[The records]

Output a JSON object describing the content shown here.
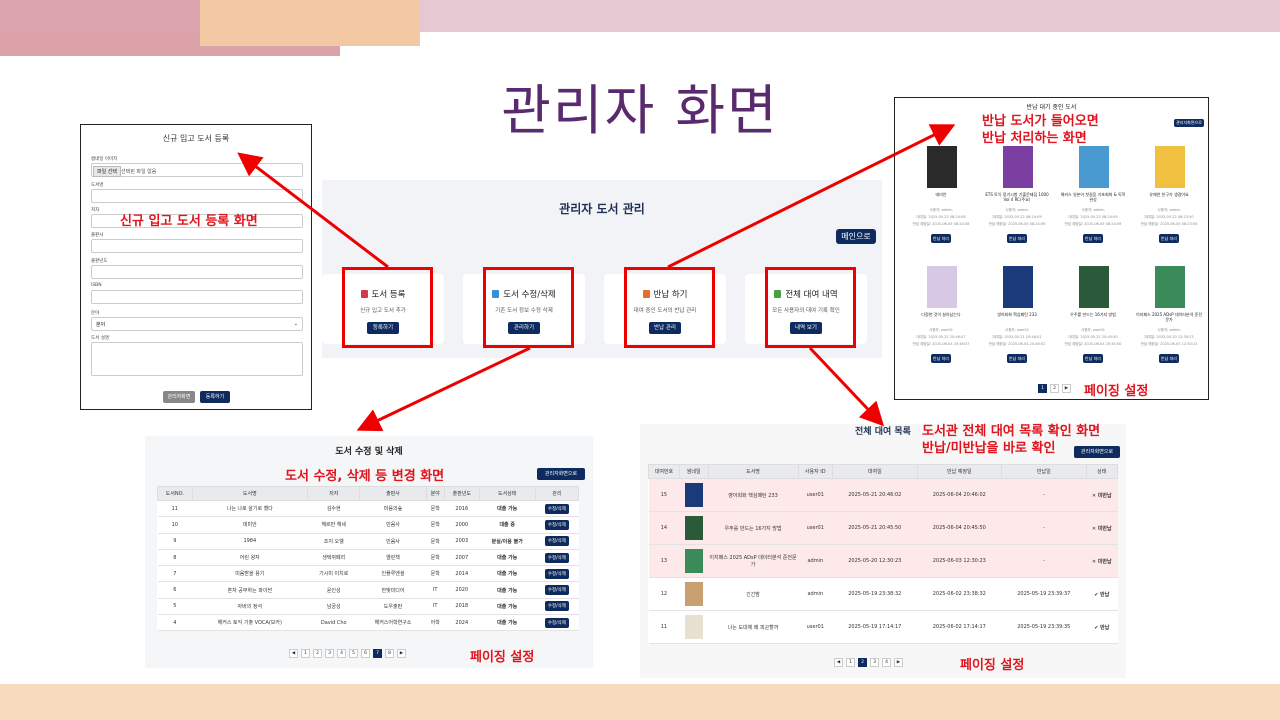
{
  "slide_title": "관리자 화면",
  "colors": {
    "navy": "#0d2b5e",
    "annotation_red": "#e0141e",
    "title_purple": "#5a2a6e"
  },
  "annotations": {
    "register": "신규 입고 도서 등록 화면",
    "return_1": "반납 도서가 들어오면",
    "return_2": "반납 처리하는 화면",
    "return_paging": "페이징 설정",
    "edit": "도서 수정, 삭제 등 변경 화면",
    "edit_paging": "페이징 설정",
    "rental_1": "도서관 전체 대여 목록 확인 화면",
    "rental_2": "반납/미반납을 바로 확인",
    "rental_paging": "페이징 설정"
  },
  "register_form": {
    "title": "신규 입고 도서 등록",
    "thumbnail_label": "썸네일 이미지",
    "file_button": "파일 선택",
    "file_text": "선택된 파일 없음",
    "fields": [
      "도서명",
      "저자",
      "출판사",
      "출판년도",
      "ISBN"
    ],
    "category_label": "분야",
    "category_value": "분야",
    "desc_label": "도서 설명",
    "back_button": "관리자화면",
    "submit_button": "등록하기"
  },
  "admin_main": {
    "title": "관리자 도서 관리",
    "main_button": "메인으로",
    "cards": [
      {
        "title": "도서 등록",
        "desc": "신규 입고 도서 추가",
        "button": "등록하기",
        "icon": "book-red-icon",
        "color": "#d23a4a"
      },
      {
        "title": "도서 수정/삭제",
        "desc": "기존 도서 정보 수정 삭제",
        "button": "관리하기",
        "icon": "book-blue-icon",
        "color": "#3a8fd2"
      },
      {
        "title": "반납 하기",
        "desc": "대여 중인 도서의 반납 관리",
        "button": "반납 관리",
        "icon": "book-orange-icon",
        "color": "#e0702a"
      },
      {
        "title": "전체 대여 내역",
        "desc": "모든 사용자의 대여 기록 확인",
        "button": "내역 보기",
        "icon": "book-green-icon",
        "color": "#4aa040"
      }
    ]
  },
  "return_panel": {
    "title": "반납 대기 중인 도서",
    "admin_button": "관리자화면으로",
    "return_button": "반납 처리",
    "books": [
      {
        "title": "데미안",
        "user": "사용자: admin",
        "date1": "대여일: 2025-05-22 08:24:08",
        "date2": "반납 예정일: 2025-06-05 08:24:08",
        "cover": "#2a2a2a"
      },
      {
        "title": "ETS 토익 정기시험 기출문제집 1000 Vol 4 RC(주요)",
        "user": "사용자: admin",
        "date1": "대여일: 2025-05-22 08:24:09",
        "date2": "반납 예정일: 2025-06-05 08:24:09",
        "cover": "#7a3fa0"
      },
      {
        "title": "해커스 일본어 첫걸음 기초회화 & 독학 완성",
        "user": "사용자: admin",
        "date1": "대여일: 2025-05-22 08:24:09",
        "date2": "반납 예정일: 2025-06-05 08:24:09",
        "cover": "#4a9ad2"
      },
      {
        "title": "유쾌한 친구가 생겼어요",
        "user": "사용자: admin",
        "date1": "대여일: 2025-05-22 08:23:50",
        "date2": "반납 예정일: 2025-06-05 08:23:50",
        "cover": "#f0c040"
      },
      {
        "title": "다정한 것이 살아남는다",
        "user": "사용자: user01",
        "date1": "대여일: 2025-05-21 20:46:07",
        "date2": "반납 예정일: 2025-06-04 20:46:07",
        "cover": "#d7c8e6"
      },
      {
        "title": "영어회화 핵심패턴 233",
        "user": "사용자: user01",
        "date1": "대여일: 2025-05-21 20:46:02",
        "date2": "반납 예정일: 2025-06-04 20:46:02",
        "cover": "#1a3a7a"
      },
      {
        "title": "우주를 만드는 16가지 방법",
        "user": "사용자: user01",
        "date1": "대여일: 2025-05-21 20:45:50",
        "date2": "반납 예정일: 2025-06-04 20:45:50",
        "cover": "#2a5a3a"
      },
      {
        "title": "이지패스 2025 ADsP 데이터분석 준전문가",
        "user": "사용자: admin",
        "date1": "대여일: 2025-05-20 12:30:23",
        "date2": "반납 예정일: 2025-06-03 12:30:23",
        "cover": "#3a8a5a"
      }
    ],
    "pages": [
      "1",
      "2"
    ]
  },
  "edit_panel": {
    "title": "도서 수정 및 삭제",
    "admin_button": "관리자화면으로",
    "headers": [
      "도서NO.",
      "도서명",
      "저자",
      "출판사",
      "분야",
      "출판년도",
      "도서상태",
      "관리"
    ],
    "rows": [
      [
        "11",
        "나는 나로 살기로 했다",
        "김수현",
        "마음의숲",
        "문학",
        "2016",
        "대출 가능"
      ],
      [
        "10",
        "데미안",
        "헤르만 헤세",
        "민음사",
        "문학",
        "2000",
        "대출 중"
      ],
      [
        "9",
        "1984",
        "조지 오웰",
        "민음사",
        "문학",
        "2003",
        "분실/이용 불가"
      ],
      [
        "8",
        "어린 왕자",
        "생텍쥐페리",
        "열린책",
        "문학",
        "2007",
        "대출 가능"
      ],
      [
        "7",
        "미움받을 용기",
        "기시미 이치로",
        "인플루엔셜",
        "문학",
        "2014",
        "대출 가능"
      ],
      [
        "6",
        "혼자 공부하는 파이썬",
        "윤인성",
        "한빛미디어",
        "IT",
        "2020",
        "대출 가능"
      ],
      [
        "5",
        "자바의 정석",
        "남궁성",
        "도우출판",
        "IT",
        "2018",
        "대출 가능"
      ],
      [
        "4",
        "해커스 토익 기출 VOCA(보카)",
        "David Cho",
        "해커스어학연구소",
        "어학",
        "2024",
        "대출 가능"
      ]
    ],
    "row_button": "수정/삭제",
    "pages": [
      "1",
      "2",
      "3",
      "4",
      "5",
      "6",
      "7",
      "8"
    ],
    "active_page": "7"
  },
  "rental_panel": {
    "title": "전체 대여 목록",
    "admin_button": "관리자화면으로",
    "headers": [
      "대여번호",
      "썸네일",
      "도서명",
      "사용자 ID",
      "대여일",
      "반납 예정일",
      "반납일",
      "상태"
    ],
    "rows": [
      {
        "no": "15",
        "title": "영어회화 핵심패턴 233",
        "user": "user01",
        "rent": "2025-05-21 20:46:02",
        "due": "2025-06-04 20:46:02",
        "ret": "-",
        "status": "✕ 미반납",
        "late": true,
        "thumb": "#1a3a7a"
      },
      {
        "no": "14",
        "title": "우주를 만드는 16가지 방법",
        "user": "user01",
        "rent": "2025-05-21 20:45:50",
        "due": "2025-06-04 20:45:50",
        "ret": "-",
        "status": "✕ 미반납",
        "late": true,
        "thumb": "#2a5a3a"
      },
      {
        "no": "13",
        "title": "이지패스 2025 ADsP 데이터분석 준전문가",
        "user": "admin",
        "rent": "2025-05-20 12:30:23",
        "due": "2025-06-03 12:30:23",
        "ret": "-",
        "status": "✕ 미반납",
        "late": true,
        "thumb": "#3a8a5a"
      },
      {
        "no": "12",
        "title": "긴긴밤",
        "user": "admin",
        "rent": "2025-05-19 23:38:32",
        "due": "2025-06-02 23:38:32",
        "ret": "2025-05-19 23:39:37",
        "status": "✔ 반납",
        "late": false,
        "thumb": "#c9a070"
      },
      {
        "no": "11",
        "title": "나는 도대체 왜 피곤할까",
        "user": "user01",
        "rent": "2025-05-19 17:14:17",
        "due": "2025-06-02 17:14:17",
        "ret": "2025-05-19 23:39:35",
        "status": "✔ 반납",
        "late": false,
        "thumb": "#e8e0d0"
      }
    ],
    "pages": [
      "1",
      "2",
      "3",
      "4"
    ],
    "active_page": "2"
  }
}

[Work required]
Without the pictures, restate all the entries above exactly.

[Solution]
Output a JSON object describing the content shown here.
{
  "slide_title": "관리자 화면",
  "colors": {
    "navy": "#0d2b5e",
    "annotation_red": "#e0141e",
    "title_purple": "#5a2a6e"
  },
  "annotations": {
    "register": "신규 입고 도서 등록 화면",
    "return_1": "반납 도서가 들어오면",
    "return_2": "반납 처리하는 화면",
    "return_paging": "페이징 설정",
    "edit": "도서 수정, 삭제 등 변경 화면",
    "edit_paging": "페이징 설정",
    "rental_1": "도서관 전체 대여 목록 확인 화면",
    "rental_2": "반납/미반납을 바로 확인",
    "rental_paging": "페이징 설정"
  },
  "register_form": {
    "title": "신규 입고 도서 등록",
    "thumbnail_label": "썸네일 이미지",
    "file_button": "파일 선택",
    "file_text": "선택된 파일 없음",
    "fields": [
      "도서명",
      "저자",
      "출판사",
      "출판년도",
      "ISBN"
    ],
    "category_label": "분야",
    "category_value": "분야",
    "desc_label": "도서 설명",
    "back_button": "관리자화면",
    "submit_button": "등록하기"
  },
  "admin_main": {
    "title": "관리자 도서 관리",
    "main_button": "메인으로",
    "cards": [
      {
        "title": "도서 등록",
        "desc": "신규 입고 도서 추가",
        "button": "등록하기",
        "icon": "book-red-icon",
        "color": "#d23a4a"
      },
      {
        "title": "도서 수정/삭제",
        "desc": "기존 도서 정보 수정 삭제",
        "button": "관리하기",
        "icon": "book-blue-icon",
        "color": "#3a8fd2"
      },
      {
        "title": "반납 하기",
        "desc": "대여 중인 도서의 반납 관리",
        "button": "반납 관리",
        "icon": "book-orange-icon",
        "color": "#e0702a"
      },
      {
        "title": "전체 대여 내역",
        "desc": "모든 사용자의 대여 기록 확인",
        "button": "내역 보기",
        "icon": "book-green-icon",
        "color": "#4aa040"
      }
    ]
  },
  "return_panel": {
    "title": "반납 대기 중인 도서",
    "admin_button": "관리자화면으로",
    "return_button": "반납 처리",
    "books": [
      {
        "title": "데미안",
        "user": "사용자: admin",
        "date1": "대여일: 2025-05-22 08:24:08",
        "date2": "반납 예정일: 2025-06-05 08:24:08",
        "cover": "#2a2a2a"
      },
      {
        "title": "ETS 토익 정기시험 기출문제집 1000 Vol 4 RC(주요)",
        "user": "사용자: admin",
        "date1": "대여일: 2025-05-22 08:24:09",
        "date2": "반납 예정일: 2025-06-05 08:24:09",
        "cover": "#7a3fa0"
      },
      {
        "title": "해커스 일본어 첫걸음 기초회화 & 독학 완성",
        "user": "사용자: admin",
        "date1": "대여일: 2025-05-22 08:24:09",
        "date2": "반납 예정일: 2025-06-05 08:24:09",
        "cover": "#4a9ad2"
      },
      {
        "title": "유쾌한 친구가 생겼어요",
        "user": "사용자: admin",
        "date1": "대여일: 2025-05-22 08:23:50",
        "date2": "반납 예정일: 2025-06-05 08:23:50",
        "cover": "#f0c040"
      },
      {
        "title": "다정한 것이 살아남는다",
        "user": "사용자: user01",
        "date1": "대여일: 2025-05-21 20:46:07",
        "date2": "반납 예정일: 2025-06-04 20:46:07",
        "cover": "#d7c8e6"
      },
      {
        "title": "영어회화 핵심패턴 233",
        "user": "사용자: user01",
        "date1": "대여일: 2025-05-21 20:46:02",
        "date2": "반납 예정일: 2025-06-04 20:46:02",
        "cover": "#1a3a7a"
      },
      {
        "title": "우주를 만드는 16가지 방법",
        "user": "사용자: user01",
        "date1": "대여일: 2025-05-21 20:45:50",
        "date2": "반납 예정일: 2025-06-04 20:45:50",
        "cover": "#2a5a3a"
      },
      {
        "title": "이지패스 2025 ADsP 데이터분석 준전문가",
        "user": "사용자: admin",
        "date1": "대여일: 2025-05-20 12:30:23",
        "date2": "반납 예정일: 2025-06-03 12:30:23",
        "cover": "#3a8a5a"
      }
    ],
    "pages": [
      "1",
      "2"
    ]
  },
  "edit_panel": {
    "title": "도서 수정 및 삭제",
    "admin_button": "관리자화면으로",
    "headers": [
      "도서NO.",
      "도서명",
      "저자",
      "출판사",
      "분야",
      "출판년도",
      "도서상태",
      "관리"
    ],
    "rows": [
      [
        "11",
        "나는 나로 살기로 했다",
        "김수현",
        "마음의숲",
        "문학",
        "2016",
        "대출 가능"
      ],
      [
        "10",
        "데미안",
        "헤르만 헤세",
        "민음사",
        "문학",
        "2000",
        "대출 중"
      ],
      [
        "9",
        "1984",
        "조지 오웰",
        "민음사",
        "문학",
        "2003",
        "분실/이용 불가"
      ],
      [
        "8",
        "어린 왕자",
        "생텍쥐페리",
        "열린책",
        "문학",
        "2007",
        "대출 가능"
      ],
      [
        "7",
        "미움받을 용기",
        "기시미 이치로",
        "인플루엔셜",
        "문학",
        "2014",
        "대출 가능"
      ],
      [
        "6",
        "혼자 공부하는 파이썬",
        "윤인성",
        "한빛미디어",
        "IT",
        "2020",
        "대출 가능"
      ],
      [
        "5",
        "자바의 정석",
        "남궁성",
        "도우출판",
        "IT",
        "2018",
        "대출 가능"
      ],
      [
        "4",
        "해커스 토익 기출 VOCA(보카)",
        "David Cho",
        "해커스어학연구소",
        "어학",
        "2024",
        "대출 가능"
      ]
    ],
    "row_button": "수정/삭제",
    "pages": [
      "1",
      "2",
      "3",
      "4",
      "5",
      "6",
      "7",
      "8"
    ],
    "active_page": "7"
  },
  "rental_panel": {
    "title": "전체 대여 목록",
    "admin_button": "관리자화면으로",
    "headers": [
      "대여번호",
      "썸네일",
      "도서명",
      "사용자 ID",
      "대여일",
      "반납 예정일",
      "반납일",
      "상태"
    ],
    "rows": [
      {
        "no": "15",
        "title": "영어회화 핵심패턴 233",
        "user": "user01",
        "rent": "2025-05-21 20:46:02",
        "due": "2025-06-04 20:46:02",
        "ret": "-",
        "status": "✕ 미반납",
        "late": true,
        "thumb": "#1a3a7a"
      },
      {
        "no": "14",
        "title": "우주를 만드는 16가지 방법",
        "user": "user01",
        "rent": "2025-05-21 20:45:50",
        "due": "2025-06-04 20:45:50",
        "ret": "-",
        "status": "✕ 미반납",
        "late": true,
        "thumb": "#2a5a3a"
      },
      {
        "no": "13",
        "title": "이지패스 2025 ADsP 데이터분석 준전문가",
        "user": "admin",
        "rent": "2025-05-20 12:30:23",
        "due": "2025-06-03 12:30:23",
        "ret": "-",
        "status": "✕ 미반납",
        "late": true,
        "thumb": "#3a8a5a"
      },
      {
        "no": "12",
        "title": "긴긴밤",
        "user": "admin",
        "rent": "2025-05-19 23:38:32",
        "due": "2025-06-02 23:38:32",
        "ret": "2025-05-19 23:39:37",
        "status": "✔ 반납",
        "late": false,
        "thumb": "#c9a070"
      },
      {
        "no": "11",
        "title": "나는 도대체 왜 피곤할까",
        "user": "user01",
        "rent": "2025-05-19 17:14:17",
        "due": "2025-06-02 17:14:17",
        "ret": "2025-05-19 23:39:35",
        "status": "✔ 반납",
        "late": false,
        "thumb": "#e8e0d0"
      }
    ],
    "pages": [
      "1",
      "2",
      "3",
      "4"
    ],
    "active_page": "2"
  }
}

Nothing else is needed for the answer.